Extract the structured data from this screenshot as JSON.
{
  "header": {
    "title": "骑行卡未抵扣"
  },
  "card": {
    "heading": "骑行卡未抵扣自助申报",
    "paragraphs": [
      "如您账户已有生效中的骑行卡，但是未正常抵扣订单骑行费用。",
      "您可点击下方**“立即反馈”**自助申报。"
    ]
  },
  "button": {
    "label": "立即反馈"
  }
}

■ **Required work**:
Output the whole listing above again, word for word.

■ **Task result**:
Extract the structured data from this screenshot as JSON.
{
  "header": {
    "title": "骑行卡未抵扣"
  },
  "card": {
    "heading": "骑行卡未抵扣自助申报",
    "paragraphs": [
      "如您账户已有生效中的骑行卡，但是未正常抵扣订单骑行费用。",
      "您可点击下方**“立即反馈”**自助申报。"
    ]
  },
  "button": {
    "label": "立即反馈"
  }
}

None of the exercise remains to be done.